◆ **Goal**
Quote the full listing word for word.

::::

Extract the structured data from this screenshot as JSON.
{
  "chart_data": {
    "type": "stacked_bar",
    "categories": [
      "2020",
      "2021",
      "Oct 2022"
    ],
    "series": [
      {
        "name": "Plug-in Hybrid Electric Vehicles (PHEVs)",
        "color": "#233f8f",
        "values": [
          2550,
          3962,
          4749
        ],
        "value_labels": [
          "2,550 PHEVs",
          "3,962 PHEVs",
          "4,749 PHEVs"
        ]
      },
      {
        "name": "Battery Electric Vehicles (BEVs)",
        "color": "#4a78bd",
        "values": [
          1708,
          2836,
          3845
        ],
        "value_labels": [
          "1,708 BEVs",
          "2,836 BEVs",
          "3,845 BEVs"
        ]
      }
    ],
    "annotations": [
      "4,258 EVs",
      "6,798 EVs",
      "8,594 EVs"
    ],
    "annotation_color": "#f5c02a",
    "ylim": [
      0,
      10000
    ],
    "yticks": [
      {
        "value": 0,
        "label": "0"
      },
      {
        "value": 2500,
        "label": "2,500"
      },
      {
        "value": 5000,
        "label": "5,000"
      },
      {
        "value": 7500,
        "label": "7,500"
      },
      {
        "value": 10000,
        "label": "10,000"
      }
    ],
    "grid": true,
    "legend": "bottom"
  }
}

::::

◆ **Response below**
Extract the structured data from this screenshot as JSON.
{
  "chart_data": {
    "type": "stacked_bar",
    "categories": [
      "2020",
      "2021",
      "Oct 2022"
    ],
    "series": [
      {
        "name": "Plug-in Hybrid Electric Vehicles (PHEVs)",
        "color": "#233f8f",
        "values": [
          2550,
          3962,
          4749
        ],
        "value_labels": [
          "2,550 PHEVs",
          "3,962 PHEVs",
          "4,749 PHEVs"
        ]
      },
      {
        "name": "Battery Electric Vehicles (BEVs)",
        "color": "#4a78bd",
        "values": [
          1708,
          2836,
          3845
        ],
        "value_labels": [
          "1,708 BEVs",
          "2,836 BEVs",
          "3,845 BEVs"
        ]
      }
    ],
    "annotations": [
      "4,258 EVs",
      "6,798 EVs",
      "8,594 EVs"
    ],
    "annotation_color": "#f5c02a",
    "ylim": [
      0,
      10000
    ],
    "yticks": [
      {
        "value": 0,
        "label": "0"
      },
      {
        "value": 2500,
        "label": "2,500"
      },
      {
        "value": 5000,
        "label": "5,000"
      },
      {
        "value": 7500,
        "label": "7,500"
      },
      {
        "value": 10000,
        "label": "10,000"
      }
    ],
    "grid": true,
    "legend": "bottom"
  }
}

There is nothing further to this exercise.